TASK DIRECTIONS → Write every line out verbatim and omit the pictures.

____

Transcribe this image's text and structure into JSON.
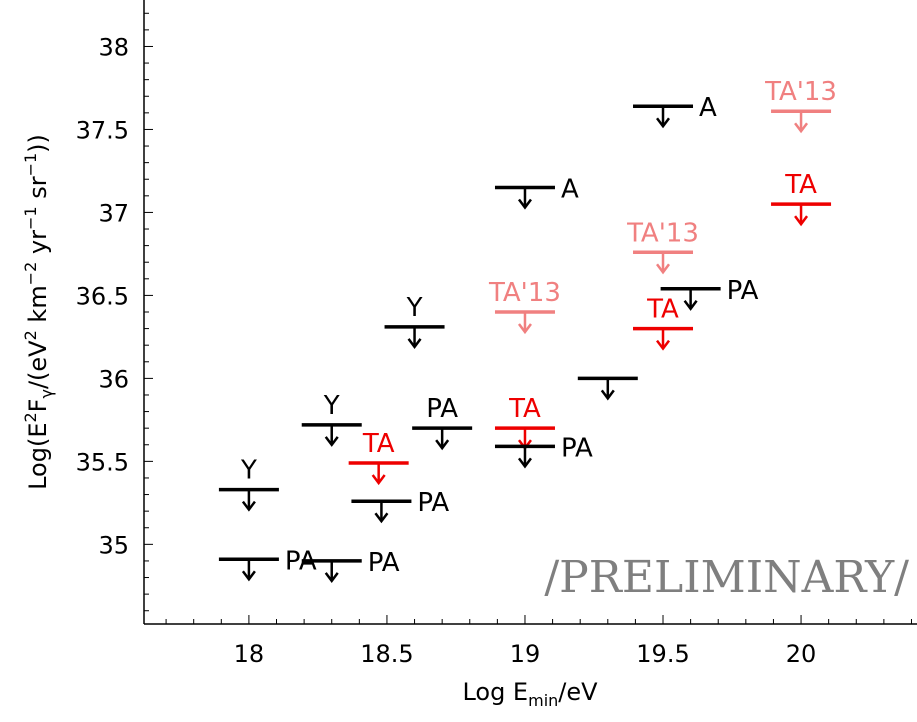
{
  "chart_data": {
    "type": "scatter",
    "marker": "upper-limit",
    "xlabel": {
      "base": "Log E",
      "sub": "min",
      "tail": "/eV"
    },
    "ylabel": {
      "p1": "Log(E",
      "p1sup": "2",
      "p2": "F",
      "p2sub": "γ",
      "p3": "/(eV",
      "p3sup": "2",
      "p4": " km",
      "p4sup": "−2",
      "p5": " yr",
      "p5sup": "−1",
      "p6": " sr",
      "p6sup": "−1",
      "p7": "))"
    },
    "xlim": [
      17.62,
      20.42
    ],
    "ylim": [
      34.52,
      38.28
    ],
    "xticks": [
      18,
      18.5,
      19,
      19.5,
      20
    ],
    "xtick_labels": [
      "18",
      "18.5",
      "19",
      "19.5",
      "20"
    ],
    "yticks": [
      35,
      35.5,
      36,
      36.5,
      37,
      37.5,
      38
    ],
    "ytick_labels": [
      "35",
      "35.5",
      "36",
      "36.5",
      "37",
      "37.5",
      "38"
    ],
    "colors": {
      "black": "#000000",
      "red": "#ee0000",
      "pink": "#f08080",
      "watermark": "#7f7f7f"
    },
    "points": [
      {
        "x": 18.0,
        "y": 35.33,
        "label": "Y",
        "color": "black",
        "label_pos": "above"
      },
      {
        "x": 18.0,
        "y": 34.91,
        "label": "PA",
        "color": "black",
        "label_pos": "right"
      },
      {
        "x": 18.3,
        "y": 35.72,
        "label": "Y",
        "color": "black",
        "label_pos": "above"
      },
      {
        "x": 18.3,
        "y": 34.9,
        "label": "PA",
        "color": "black",
        "label_pos": "right"
      },
      {
        "x": 18.47,
        "y": 35.49,
        "label": "TA",
        "color": "red",
        "label_pos": "above"
      },
      {
        "x": 18.48,
        "y": 35.26,
        "label": "PA",
        "color": "black",
        "label_pos": "right"
      },
      {
        "x": 18.6,
        "y": 36.31,
        "label": "Y",
        "color": "black",
        "label_pos": "above"
      },
      {
        "x": 18.7,
        "y": 35.7,
        "label": "PA",
        "color": "black",
        "label_pos": "above"
      },
      {
        "x": 19.0,
        "y": 36.4,
        "label": "TA'13",
        "color": "pink",
        "label_pos": "above"
      },
      {
        "x": 19.0,
        "y": 35.7,
        "label": "TA",
        "color": "red",
        "label_pos": "above"
      },
      {
        "x": 19.0,
        "y": 35.59,
        "label": "PA",
        "color": "black",
        "label_pos": "right"
      },
      {
        "x": 19.0,
        "y": 37.15,
        "label": "A",
        "color": "black",
        "label_pos": "right"
      },
      {
        "x": 19.3,
        "y": 36.0,
        "label": "",
        "color": "black",
        "label_pos": "none"
      },
      {
        "x": 19.5,
        "y": 37.64,
        "label": "A",
        "color": "black",
        "label_pos": "right"
      },
      {
        "x": 19.5,
        "y": 36.76,
        "label": "TA'13",
        "color": "pink",
        "label_pos": "above"
      },
      {
        "x": 19.5,
        "y": 36.3,
        "label": "TA",
        "color": "red",
        "label_pos": "above"
      },
      {
        "x": 19.6,
        "y": 36.54,
        "label": "PA",
        "color": "black",
        "label_pos": "right"
      },
      {
        "x": 20.0,
        "y": 37.61,
        "label": "TA'13",
        "color": "pink",
        "label_pos": "above"
      },
      {
        "x": 20.0,
        "y": 37.05,
        "label": "TA",
        "color": "red",
        "label_pos": "above"
      }
    ],
    "watermark": "/PRELIMINARY/"
  }
}
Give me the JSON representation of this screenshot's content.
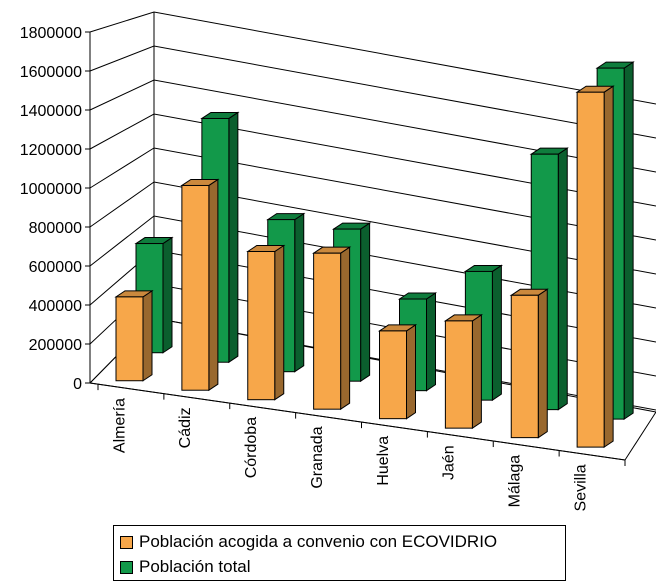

____

TASK OUTPUT →
Transcribe this image's text and structure into JSON.
{
  "chart_data": {
    "type": "scatter",
    "marker": "upper-limit",
    "xlabel": {
      "base": "Log E",
      "sub": "min",
      "tail": "/eV"
    },
    "ylabel": {
      "p1": "Log(E",
      "p1sup": "2",
      "p2": "F",
      "p2sub": "γ",
      "p3": "/(eV",
      "p3sup": "2",
      "p4": " km",
      "p4sup": "−2",
      "p5": " yr",
      "p5sup": "−1",
      "p6": " sr",
      "p6sup": "−1",
      "p7": "))"
    },
    "xlim": [
      17.62,
      20.42
    ],
    "ylim": [
      34.52,
      38.28
    ],
    "xticks": [
      18,
      18.5,
      19,
      19.5,
      20
    ],
    "xtick_labels": [
      "18",
      "18.5",
      "19",
      "19.5",
      "20"
    ],
    "yticks": [
      35,
      35.5,
      36,
      36.5,
      37,
      37.5,
      38
    ],
    "ytick_labels": [
      "35",
      "35.5",
      "36",
      "36.5",
      "37",
      "37.5",
      "38"
    ],
    "colors": {
      "black": "#000000",
      "red": "#ee0000",
      "pink": "#f08080",
      "watermark": "#7f7f7f"
    },
    "points": [
      {
        "x": 18.0,
        "y": 35.33,
        "label": "Y",
        "color": "black",
        "label_pos": "above"
      },
      {
        "x": 18.0,
        "y": 34.91,
        "label": "PA",
        "color": "black",
        "label_pos": "right"
      },
      {
        "x": 18.3,
        "y": 35.72,
        "label": "Y",
        "color": "black",
        "label_pos": "above"
      },
      {
        "x": 18.3,
        "y": 34.9,
        "label": "PA",
        "color": "black",
        "label_pos": "right"
      },
      {
        "x": 18.47,
        "y": 35.49,
        "label": "TA",
        "color": "red",
        "label_pos": "above"
      },
      {
        "x": 18.48,
        "y": 35.26,
        "label": "PA",
        "color": "black",
        "label_pos": "right"
      },
      {
        "x": 18.6,
        "y": 36.31,
        "label": "Y",
        "color": "black",
        "label_pos": "above"
      },
      {
        "x": 18.7,
        "y": 35.7,
        "label": "PA",
        "color": "black",
        "label_pos": "above"
      },
      {
        "x": 19.0,
        "y": 36.4,
        "label": "TA'13",
        "color": "pink",
        "label_pos": "above"
      },
      {
        "x": 19.0,
        "y": 35.7,
        "label": "TA",
        "color": "red",
        "label_pos": "above"
      },
      {
        "x": 19.0,
        "y": 35.59,
        "label": "PA",
        "color": "black",
        "label_pos": "right"
      },
      {
        "x": 19.0,
        "y": 37.15,
        "label": "A",
        "color": "black",
        "label_pos": "right"
      },
      {
        "x": 19.3,
        "y": 36.0,
        "label": "",
        "color": "black",
        "label_pos": "none"
      },
      {
        "x": 19.5,
        "y": 37.64,
        "label": "A",
        "color": "black",
        "label_pos": "right"
      },
      {
        "x": 19.5,
        "y": 36.76,
        "label": "TA'13",
        "color": "pink",
        "label_pos": "above"
      },
      {
        "x": 19.5,
        "y": 36.3,
        "label": "TA",
        "color": "red",
        "label_pos": "above"
      },
      {
        "x": 19.6,
        "y": 36.54,
        "label": "PA",
        "color": "black",
        "label_pos": "right"
      },
      {
        "x": 20.0,
        "y": 37.61,
        "label": "TA'13",
        "color": "pink",
        "label_pos": "above"
      },
      {
        "x": 20.0,
        "y": 37.05,
        "label": "TA",
        "color": "red",
        "label_pos": "above"
      }
    ],
    "watermark": "/PRELIMINARY/"
  }
}
Give me the JSON representation of this screenshot's content.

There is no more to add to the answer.